• [WHAT YOU NEED TO DO] Leave out the pictures and repeat the data exactly.

**********

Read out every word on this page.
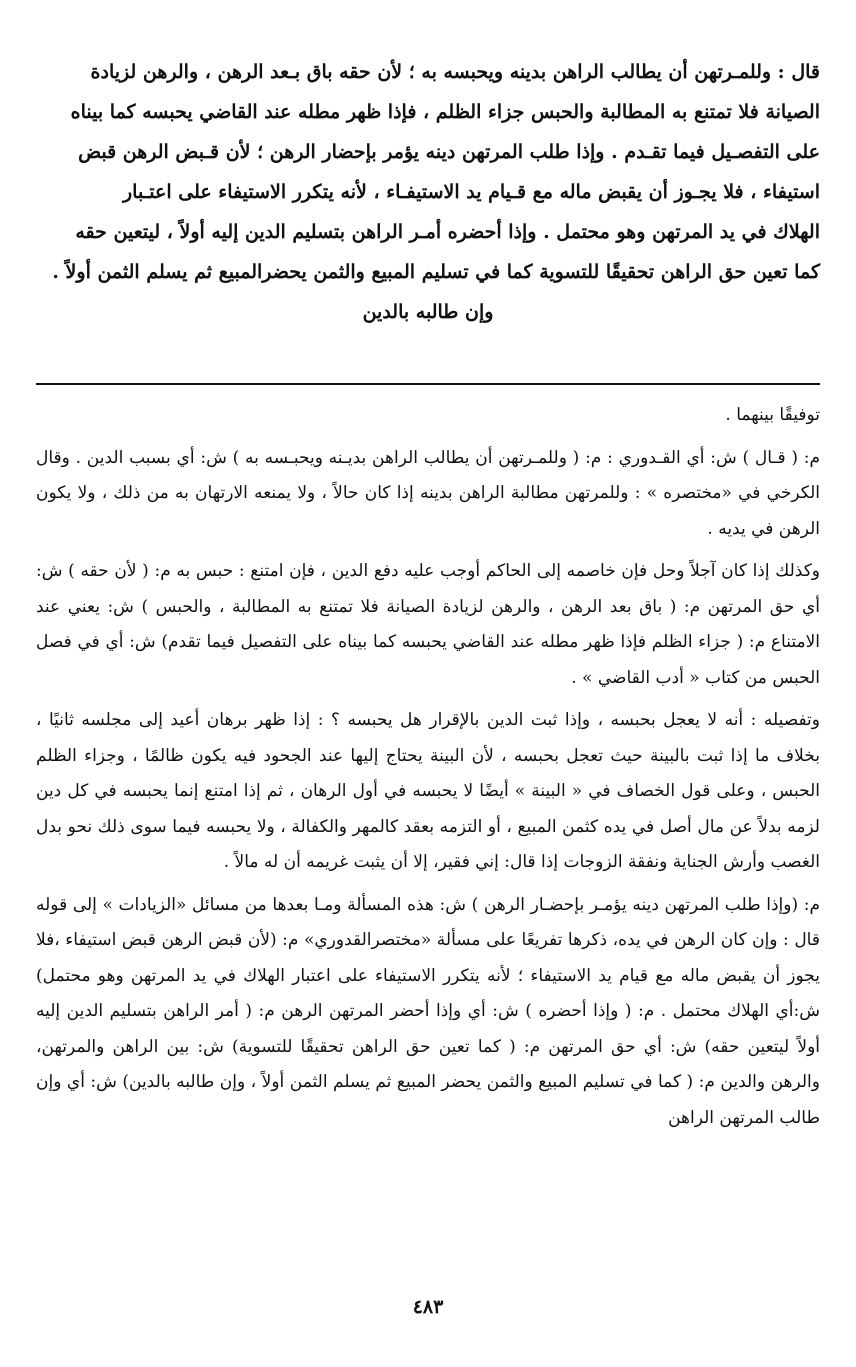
قال : وللمـرتهن أن يطالب الراهن بدينه ويحبسه به ؛ لأن حقه باق بـعد الرهن ، والرهن لزيادة

الصيانة فلا تمتنع به المطالبة والحبس جزاء الظلم ، فإذا ظهر مطله عند القاضي يحبسه كما بيناه

على التفصـيل فيما تقـدم . وإذا طلب المرتهن دينه يؤمر بإحضار الرهن ؛ لأن قـبض الرهن قبض

استيفاء ، فلا يجـوز أن يقبض ماله مع قـيام يد الاستيفـاء ، لأنه يتكرر الاستيفاء على اعتـبار

الهلاك في يد المرتهن وهو محتمل . وإذا أحضره أمـر الراهن بتسليم الدين إليه أولاً ، ليتعين حقه

كما تعين حق الراهن تحقيقًا للتسوية كما في تسليم المبيع والثمن يحضرالمبيع ثم يسلم الثمن أولاً .

وإن طالبه بالدين

توفيقًا بينهما .

م: ( قـال ) ش: أي القـدوري : م: ( وللمـرتهن أن يطالب الراهن بديـنه ويحبـسه به ) ش: أي بسبب الدين . وقال الكرخي في «مختصره » : وللمرتهن مطالبة الراهن بدينه إذا كان حالاً ، ولا يمنعه الارتهان به من ذلك ، ولا يكون الرهن في يديه .

وكذلك إذا كان آجلاً وحل فإن خاصمه إلى الحاكم أوجب عليه دفع الدين ، فإن امتنع : حبس به م: ( لأن حقه ) ش: أي حق المرتهن م: ( باق بعد الرهن ، والرهن لزيادة الصيانة فلا تمتنع به المطالبة ، والحبس ) ش: يعني عند الامتناع م: ( جزاء الظلم فإذا ظهر مطله عند القاضي يحبسه كما بيناه على التفصيل فيما تقدم) ش: أي في فصل الحبس من كتاب « أدب القاضي » .

وتفصيله : أنه لا يعجل بحبسه ، وإذا ثبت الدين بالإقرار هل يحبسه ؟ : إذا ظهر برهان أعيد إلى مجلسه ثانيًا ، بخلاف ما إذا ثبت بالبينة حيث تعجل بحبسه ، لأن البينة يحتاج إليها عند الجحود فيه يكون ظالمًا ، وجزاء الظلم الحبس ، وعلى قول الخصاف في « البينة » أيضًا لا يحبسه في أول الرهان ، ثم إذا امتنع إنما يحبسه في كل دين لزمه بدلاً عن مال أصل في يده كثمن المبيع ، أو التزمه بعقد كالمهر والكفالة ، ولا يحبسه فيما سوى ذلك نحو بدل الغصب وأرش الجناية ونفقة الزوجات إذا قال: إني فقير، إلا أن يثبت غريمه أن له مالاً .

م: (وإذا طلب المرتهن دينه يؤمـر بإحضـار الرهن ) ش: هذه المسألة ومـا بعدها من مسائل «الزيادات » إلى قوله قال : وإن كان الرهن في يده، ذكرها تفريعًا على مسألة «مختصرالقدوري» م: (لأن قبض الرهن قبض استيفاء ،فلا يجوز أن يقبض ماله مع قيام يد الاستيفاء ؛ لأنه يتكرر الاستيفاء على اعتبار الهلاك في يد المرتهن وهو محتمل) ش:أي الهلاك محتمل . م: ( وإذا أحضره ) ش: أي وإذا أحضر المرتهن الرهن م: ( أمر الراهن بتسليم الدين إليه أولاً ليتعين حقه) ش: أي حق المرتهن م: ( كما تعين حق الراهن تحقيقًا للتسوية) ش: بين الراهن والمرتهن، والرهن والدين م: ( كما في تسليم المبيع والثمن يحضر المبيع ثم يسلم الثمن أولاً ، وإن طالبه بالدين) ش: أي وإن طالب المرتهن الراهن

٤٨٣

**********

• [OUTPUT BELOW]
Read out every word on this page.
قال : وللمـرتهن أن يطالب الراهن بدينه ويحبسه به ؛ لأن حقه باق بـعد الرهن ، والرهن لزيادة

الصيانة فلا تمتنع به المطالبة والحبس جزاء الظلم ، فإذا ظهر مطله عند القاضي يحبسه كما بيناه

على التفصـيل فيما تقـدم . وإذا طلب المرتهن دينه يؤمر بإحضار الرهن ؛ لأن قـبض الرهن قبض

استيفاء ، فلا يجـوز أن يقبض ماله مع قـيام يد الاستيفـاء ، لأنه يتكرر الاستيفاء على اعتـبار

الهلاك في يد المرتهن وهو محتمل . وإذا أحضره أمـر الراهن بتسليم الدين إليه أولاً ، ليتعين حقه

كما تعين حق الراهن تحقيقًا للتسوية كما في تسليم المبيع والثمن يحضرالمبيع ثم يسلم الثمن أولاً .

وإن طالبه بالدين

توفيقًا بينهما .

م: ( قـال ) ش: أي القـدوري : م: ( وللمـرتهن أن يطالب الراهن بديـنه ويحبـسه به ) ش: أي بسبب الدين . وقال الكرخي في «مختصره » : وللمرتهن مطالبة الراهن بدينه إذا كان حالاً ، ولا يمنعه الارتهان به من ذلك ، ولا يكون الرهن في يديه .

وكذلك إذا كان آجلاً وحل فإن خاصمه إلى الحاكم أوجب عليه دفع الدين ، فإن امتنع : حبس به م: ( لأن حقه ) ش: أي حق المرتهن م: ( باق بعد الرهن ، والرهن لزيادة الصيانة فلا تمتنع به المطالبة ، والحبس ) ش: يعني عند الامتناع م: ( جزاء الظلم فإذا ظهر مطله عند القاضي يحبسه كما بيناه على التفصيل فيما تقدم) ش: أي في فصل الحبس من كتاب « أدب القاضي » .

وتفصيله : أنه لا يعجل بحبسه ، وإذا ثبت الدين بالإقرار هل يحبسه ؟ : إذا ظهر برهان أعيد إلى مجلسه ثانيًا ، بخلاف ما إذا ثبت بالبينة حيث تعجل بحبسه ، لأن البينة يحتاج إليها عند الجحود فيه يكون ظالمًا ، وجزاء الظلم الحبس ، وعلى قول الخصاف في « البينة » أيضًا لا يحبسه في أول الرهان ، ثم إذا امتنع إنما يحبسه في كل دين لزمه بدلاً عن مال أصل في يده كثمن المبيع ، أو التزمه بعقد كالمهر والكفالة ، ولا يحبسه فيما سوى ذلك نحو بدل الغصب وأرش الجناية ونفقة الزوجات إذا قال: إني فقير، إلا أن يثبت غريمه أن له مالاً .

م: (وإذا طلب المرتهن دينه يؤمـر بإحضـار الرهن ) ش: هذه المسألة ومـا بعدها من مسائل «الزيادات » إلى قوله قال : وإن كان الرهن في يده، ذكرها تفريعًا على مسألة «مختصرالقدوري» م: (لأن قبض الرهن قبض استيفاء ،فلا يجوز أن يقبض ماله مع قيام يد الاستيفاء ؛ لأنه يتكرر الاستيفاء على اعتبار الهلاك في يد المرتهن وهو محتمل) ش:أي الهلاك محتمل . م: ( وإذا أحضره ) ش: أي وإذا أحضر المرتهن الرهن م: ( أمر الراهن بتسليم الدين إليه أولاً ليتعين حقه) ش: أي حق المرتهن م: ( كما تعين حق الراهن تحقيقًا للتسوية) ش: بين الراهن والمرتهن، والرهن والدين م: ( كما في تسليم المبيع والثمن يحضر المبيع ثم يسلم الثمن أولاً ، وإن طالبه بالدين) ش: أي وإن طالب المرتهن الراهن

٤٨٣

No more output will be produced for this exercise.